* Given problem: State how many lines in the entries below contain "文字の形". Write nothing but the number.

____

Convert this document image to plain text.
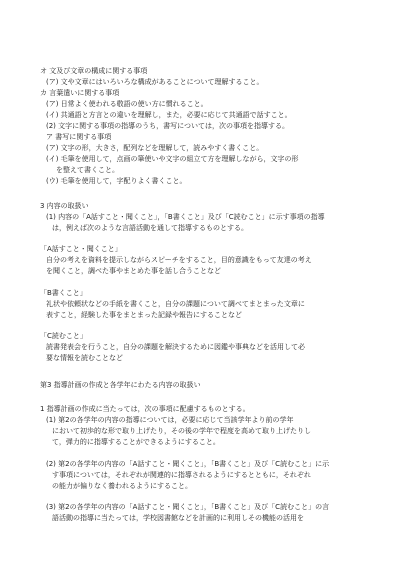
オ 文及び文章の構成に関する事項
(ア) 文や文章にはいろいろな構成があることについて理解すること。
カ 言葉遣いに関する事項
(ア) 日常よく使われる敬語の使い方に慣れること。
(イ) 共通語と方言との違いを理解し，また，必要に応じて共通語で話すこと。
(2) 文字に関する事項の指導のうち，書写については，次の事項を指導する。
ア 書写に関する事項
(ア) 文字の形，大きさ，配列などを理解して，読みやすく書くこと。
(イ) 毛筆を使用して，点画の筆使いや文字の組立て方を理解しながら，文字の形
を整えて書くこと。
(ウ) 毛筆を使用して，字配りよく書くこと。
3 内容の取扱い
(1) 内容の「A話すこと・聞くこと」，「B書くこと」及び「C読むこと」に示す事項の指導
は，例えば次のような言語活動を通して指導するものとする。
「A話すこと・聞くこと」
自分の考えを資料を提示しながらスピーチをすること，目的意識をもって友達の考え
を聞くこと，調べた事やまとめた事を話し合うことなど
「B書くこと」
礼状や依頼状などの手紙を書くこと，自分の課題について調べてまとまった文章に
表すこと，経験した事をまとまった記録や報告にすることなど
「C読むこと」
読書発表会を行うこと，自分の課題を解決するために図鑑や事典などを活用して必
要な情報を読むことなど
第3 指導計画の作成と各学年にわたる内容の取扱い
1 指導計画の作成に当たっては，次の事項に配慮するものとする。
(1) 第2の各学年の内容の指導については，必要に応じて当該学年より前の学年
において初歩的な形で取り上げたり，その後の学年で程度を高めて取り上げたりし
て，弾力的に指導することができるようにすること。
(2) 第2の各学年の内容の「A話すこと・聞くこと」，「B書くこと」及び「C読むこと」に示
す事項については，それぞれが関連的に指導されるようにするとともに，それぞれ
の能力が偏りなく養われるようにすること。
(3) 第2の各学年の内容の「A話すこと・聞くこと」，「B書くこと」及び「C読むこと」の言
語活動の指導に当たっては，学校図書館などを計画的に利用しその機能の活用を
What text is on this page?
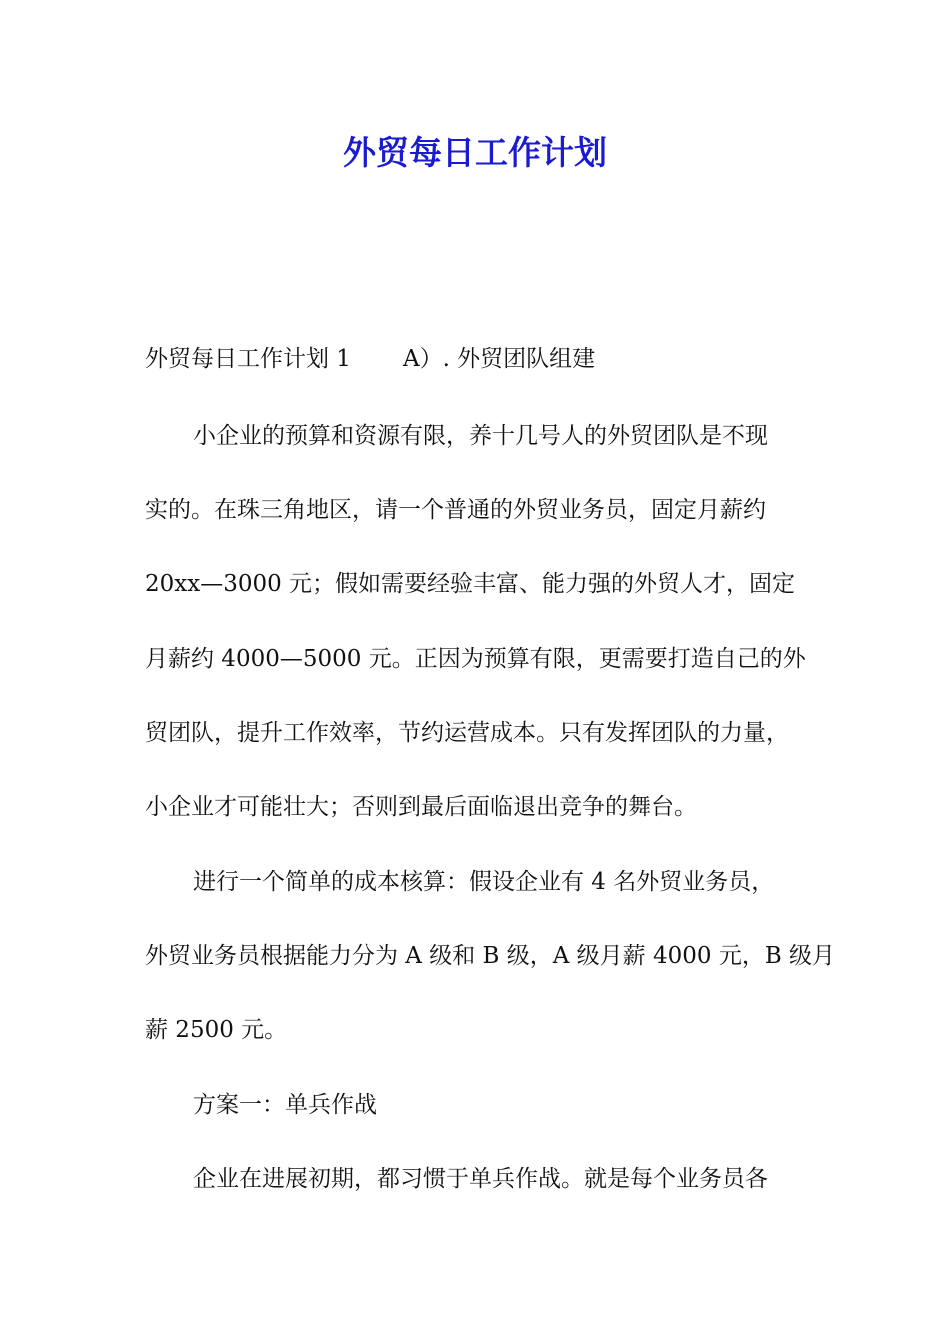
外贸每日工作计划
外贸每日工作计划 1 A）. 外贸团队组建
小企业的预算和资源有限，养十几号人的外贸团队是不现
实的。在珠三角地区，请一个普通的外贸业务员，固定月薪约
20xx—3000 元；假如需要经验丰富、能力强的外贸人才，固定
月薪约 4000—5000 元。正因为预算有限，更需要打造自己的外
贸团队，提升工作效率，节约运营成本。只有发挥团队的力量，
小企业才可能壮大；否则到最后面临退出竞争的舞台。
进行一个简单的成本核算：假设企业有 4 名外贸业务员，
外贸业务员根据能力分为 A 级和 B 级，A 级月薪 4000 元，B 级月
薪 2500 元。
方案一：单兵作战
企业在进展初期，都习惯于单兵作战。就是每个业务员各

____

* Response below: 2